Antibodies to Crucial Epitopes on HSV-2 Glycoprotein D as a Guide to Dosing an mRNA Genital Herpes Vaccine
Lauren M. Hook, Sita Awasthi, Tina M. Cairns, Mohamad‐Gabriel Alameh, Bernard T. Fowler, Kevin P. Egan, Molly M. H. Sung, Drew Weissman, Gary H. Cohen, Harvey M. Friedman
Abstract
The toxicity of mRNA-lipid nanoparticle (LNP) vaccines depends on the total mRNA-LNP dose. We established that the maximum tolerated dose of our trivalent mRNA-LNP genital herpes vaccine was 10 μg/immunization in mice. We then evaluated one of the mRNAs, gD2 mRNA-LNP, to determine how much of the 10 μg total dose to assign to this immunogen. We immunized mice with 0.3, 1.0, 3.0, or 10 μg of gD2 mRNA-LNP and measured serum IgG ELISA, neutralizing antibodies, and antibodies to six crucial gD2 epitopes involved in virus entry and spread. Antibodies to crucial gD2 epitopes peaked at 1 μg, while ELISA and neutralizing titers continued to increase at higher doses. The epitope results suggested no immunologic benefit above 1 μg of gD2 mRNA-LNP, while ELISA and neutralizing titers indicated higher doses may be useful. We challenged the gD2 mRNA-immunized mice intravaginally with HSV-2. The 1-μg dose provided total protection, confirming the epitope studies, and supported assigning less than one-third of the trivalent vaccine maximum dose of 10 μg to gD2 mRNA-LNP. Epitope mapping as performed in mice can also be accomplished in phase 1 human trials to help select the optimum dose of each immunogen in a multivalent vaccine.
········
Tasks to carry out ▸
1. According to the abstract, what was the maximum tolerated dose of the trivalent mRNA-LNP genital herpes vaccine in mice?
2. List every dose of gD2 mRNA-LNP that the abstract says was given to mice.
········
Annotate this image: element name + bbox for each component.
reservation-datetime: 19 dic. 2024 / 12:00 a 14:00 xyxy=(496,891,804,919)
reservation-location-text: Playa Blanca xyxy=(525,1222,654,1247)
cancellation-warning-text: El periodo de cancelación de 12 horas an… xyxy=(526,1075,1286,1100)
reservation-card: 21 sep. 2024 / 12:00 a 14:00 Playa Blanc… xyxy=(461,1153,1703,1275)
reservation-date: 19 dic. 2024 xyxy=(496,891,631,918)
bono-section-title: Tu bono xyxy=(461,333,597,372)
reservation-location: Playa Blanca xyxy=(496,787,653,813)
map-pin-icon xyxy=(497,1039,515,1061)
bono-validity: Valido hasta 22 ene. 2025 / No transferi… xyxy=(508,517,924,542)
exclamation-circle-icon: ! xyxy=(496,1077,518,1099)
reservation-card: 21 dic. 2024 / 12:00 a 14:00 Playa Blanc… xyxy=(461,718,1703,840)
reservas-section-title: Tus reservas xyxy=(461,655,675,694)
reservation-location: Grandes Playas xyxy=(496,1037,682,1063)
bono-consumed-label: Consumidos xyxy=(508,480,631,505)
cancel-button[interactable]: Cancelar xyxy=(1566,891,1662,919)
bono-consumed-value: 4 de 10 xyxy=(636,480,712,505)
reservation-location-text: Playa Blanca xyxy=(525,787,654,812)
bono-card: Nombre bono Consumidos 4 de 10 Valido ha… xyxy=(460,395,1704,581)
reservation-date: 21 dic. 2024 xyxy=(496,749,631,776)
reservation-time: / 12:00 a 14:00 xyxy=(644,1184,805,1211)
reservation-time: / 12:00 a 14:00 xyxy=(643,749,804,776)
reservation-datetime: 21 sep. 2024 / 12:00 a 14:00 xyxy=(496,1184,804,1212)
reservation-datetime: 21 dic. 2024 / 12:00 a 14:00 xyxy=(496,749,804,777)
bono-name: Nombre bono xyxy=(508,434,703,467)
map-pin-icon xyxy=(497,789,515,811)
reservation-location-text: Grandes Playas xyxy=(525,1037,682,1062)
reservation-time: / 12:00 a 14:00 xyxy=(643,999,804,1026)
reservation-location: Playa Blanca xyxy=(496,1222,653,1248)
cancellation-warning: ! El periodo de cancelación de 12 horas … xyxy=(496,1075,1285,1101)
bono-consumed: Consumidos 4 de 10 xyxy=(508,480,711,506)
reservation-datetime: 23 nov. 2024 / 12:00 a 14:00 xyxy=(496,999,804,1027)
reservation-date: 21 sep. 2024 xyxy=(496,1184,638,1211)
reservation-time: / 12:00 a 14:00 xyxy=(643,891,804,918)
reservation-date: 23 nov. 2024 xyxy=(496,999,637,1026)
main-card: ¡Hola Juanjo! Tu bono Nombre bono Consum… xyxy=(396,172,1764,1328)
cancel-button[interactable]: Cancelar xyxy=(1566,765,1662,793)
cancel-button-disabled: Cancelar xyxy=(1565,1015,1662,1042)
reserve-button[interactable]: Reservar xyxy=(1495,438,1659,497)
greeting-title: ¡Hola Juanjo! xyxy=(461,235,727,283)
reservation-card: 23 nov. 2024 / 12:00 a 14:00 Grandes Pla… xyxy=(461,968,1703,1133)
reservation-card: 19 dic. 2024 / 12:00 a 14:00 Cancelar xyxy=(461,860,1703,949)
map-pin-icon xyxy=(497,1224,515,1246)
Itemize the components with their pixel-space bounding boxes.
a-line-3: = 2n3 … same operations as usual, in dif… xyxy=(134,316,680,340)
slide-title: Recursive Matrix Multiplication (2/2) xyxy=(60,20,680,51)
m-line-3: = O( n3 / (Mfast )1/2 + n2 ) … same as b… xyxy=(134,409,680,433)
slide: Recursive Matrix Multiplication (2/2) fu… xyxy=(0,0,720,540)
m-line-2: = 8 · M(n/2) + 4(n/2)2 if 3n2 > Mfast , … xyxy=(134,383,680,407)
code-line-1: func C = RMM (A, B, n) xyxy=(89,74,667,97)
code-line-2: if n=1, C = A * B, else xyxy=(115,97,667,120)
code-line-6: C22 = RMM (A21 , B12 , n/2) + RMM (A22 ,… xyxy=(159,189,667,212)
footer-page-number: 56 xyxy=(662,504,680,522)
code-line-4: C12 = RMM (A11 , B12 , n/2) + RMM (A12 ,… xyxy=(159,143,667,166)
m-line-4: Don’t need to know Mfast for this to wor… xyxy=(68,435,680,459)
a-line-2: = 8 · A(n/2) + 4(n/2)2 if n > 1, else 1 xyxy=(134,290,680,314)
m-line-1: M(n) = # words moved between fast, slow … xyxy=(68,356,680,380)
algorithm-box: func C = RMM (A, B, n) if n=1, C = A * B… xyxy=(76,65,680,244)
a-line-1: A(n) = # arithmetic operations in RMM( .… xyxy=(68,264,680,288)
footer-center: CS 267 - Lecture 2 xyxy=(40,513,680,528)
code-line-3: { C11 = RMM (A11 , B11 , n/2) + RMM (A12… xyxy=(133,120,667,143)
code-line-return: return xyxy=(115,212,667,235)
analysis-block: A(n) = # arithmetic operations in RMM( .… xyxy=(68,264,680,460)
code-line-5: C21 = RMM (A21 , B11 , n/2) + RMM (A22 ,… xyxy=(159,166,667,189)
········
Answers for each item ▸
1. 10 μg per immunization.

2. 0.3 μg, 1.0 μg, 3.0 μg, 10 μg